**Problem description**
Transcribe the full listing exactly, and drop every picture.

— Start of Dataset extract —

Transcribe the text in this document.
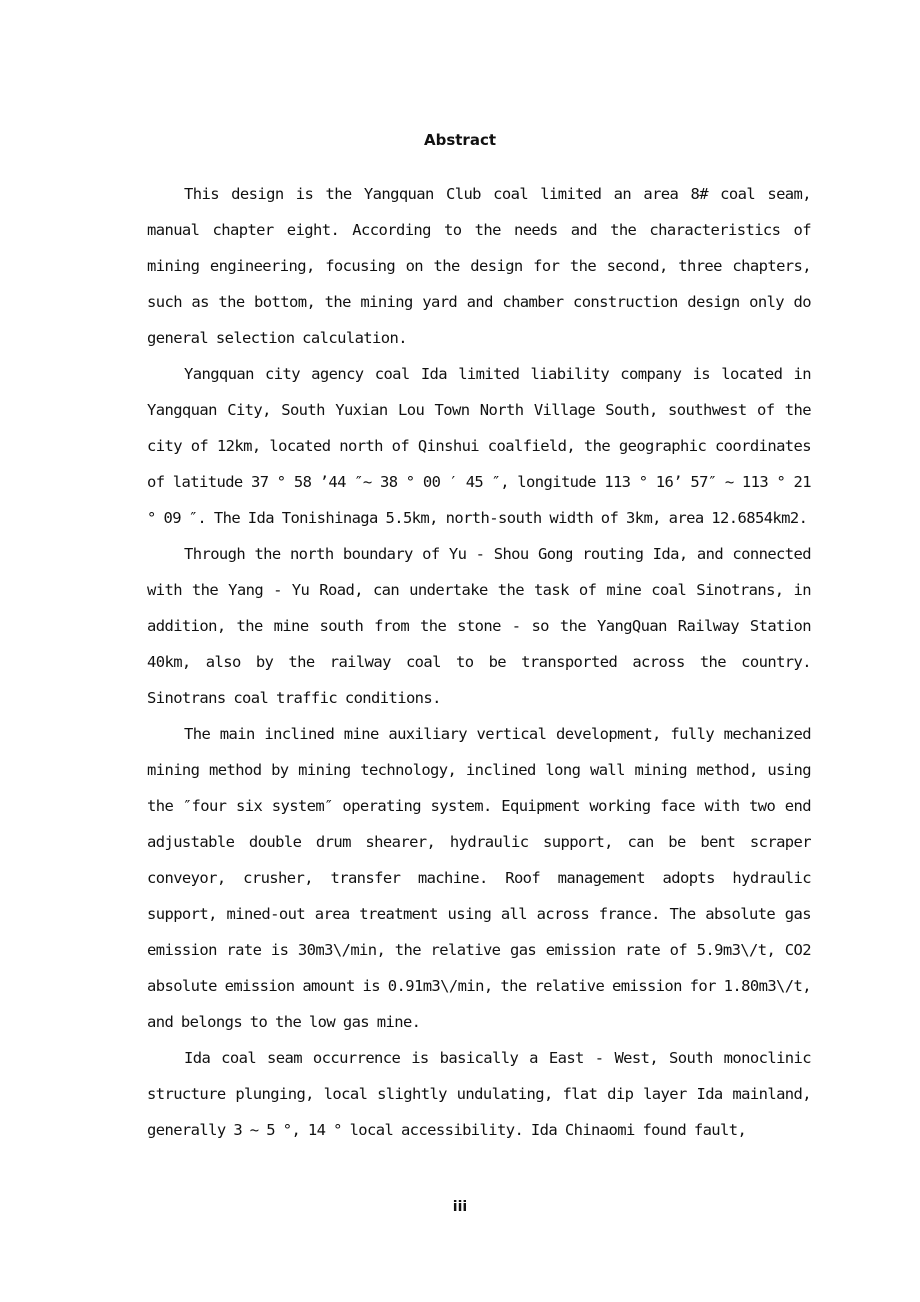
Abstract

This design is the Yangquan Club coal limited an area 8# coal seam, manual chapter eight. According to the needs and the characteristics of mining engineering, focusing on the design for the second, three chapters, such as the bottom, the mining yard and chamber construction design only do general selection calculation.

Yangquan city agency coal Ida limited liability company is located in Yangquan City, South Yuxian Lou Town North Village South, southwest of the city of 12km, located north of Qinshui coalfield, the geographic coordinates of latitude 37 ° 58 ’44 ″~ 38 ° 00 ′ 45 ″, longitude 113 ° 16’ 57″ ~ 113 ° 21 ° 09 ″. The Ida Tonishinaga 5.5km, north-south width of 3km, area 12.6854km2.

Through the north boundary of Yu - Shou Gong routing Ida, and connected with the Yang - Yu Road, can undertake the task of mine coal Sinotrans, in addition, the mine south from the stone - so the YangQuan Railway Station 40km, also by the railway coal to be transported across the country. Sinotrans coal traffic conditions.

The main inclined mine auxiliary vertical development, fully mechanized mining method by mining technology, inclined long wall mining method, using the ″four six system″ operating system. Equipment working face with two end adjustable double drum shearer, hydraulic support, can be bent scraper conveyor, crusher, transfer machine. Roof management adopts hydraulic support, mined-out area treatment using all across france. The absolute gas emission rate is 30m3\/min, the relative gas emission rate of 5.9m3\/t, CO2 absolute emission amount is 0.91m3\/min, the relative emission for 1.80m3\/t, and belongs to the low gas mine.

Ida coal seam occurrence is basically a East - West, South monoclinic structure plunging, local slightly undulating, flat dip layer Ida mainland, generally 3 ~ 5 °, 14 ° local accessibility. Ida Chinaomi found fault,

iii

— End of Dataset extract —

**Exercise solution**
Transcribe the text in this document.
Abstract

This design is the Yangquan Club coal limited an area 8# coal seam, manual chapter eight. According to the needs and the characteristics of mining engineering, focusing on the design for the second, three chapters, such as the bottom, the mining yard and chamber construction design only do general selection calculation.

Yangquan city agency coal Ida limited liability company is located in Yangquan City, South Yuxian Lou Town North Village South, southwest of the city of 12km, located north of Qinshui coalfield, the geographic coordinates of latitude 37 ° 58 ’44 ″~ 38 ° 00 ′ 45 ″, longitude 113 ° 16’ 57″ ~ 113 ° 21 ° 09 ″. The Ida Tonishinaga 5.5km, north-south width of 3km, area 12.6854km2.

Through the north boundary of Yu - Shou Gong routing Ida, and connected with the Yang - Yu Road, can undertake the task of mine coal Sinotrans, in addition, the mine south from the stone - so the YangQuan Railway Station 40km, also by the railway coal to be transported across the country. Sinotrans coal traffic conditions.

The main inclined mine auxiliary vertical development, fully mechanized mining method by mining technology, inclined long wall mining method, using the ″four six system″ operating system. Equipment working face with two end adjustable double drum shearer, hydraulic support, can be bent scraper conveyor, crusher, transfer machine. Roof management adopts hydraulic support, mined-out area treatment using all across france. The absolute gas emission rate is 30m3\/min, the relative gas emission rate of 5.9m3\/t, CO2 absolute emission amount is 0.91m3\/min, the relative emission for 1.80m3\/t, and belongs to the low gas mine.

Ida coal seam occurrence is basically a East - West, South monoclinic structure plunging, local slightly undulating, flat dip layer Ida mainland, generally 3 ~ 5 °, 14 ° local accessibility. Ida Chinaomi found fault,

iii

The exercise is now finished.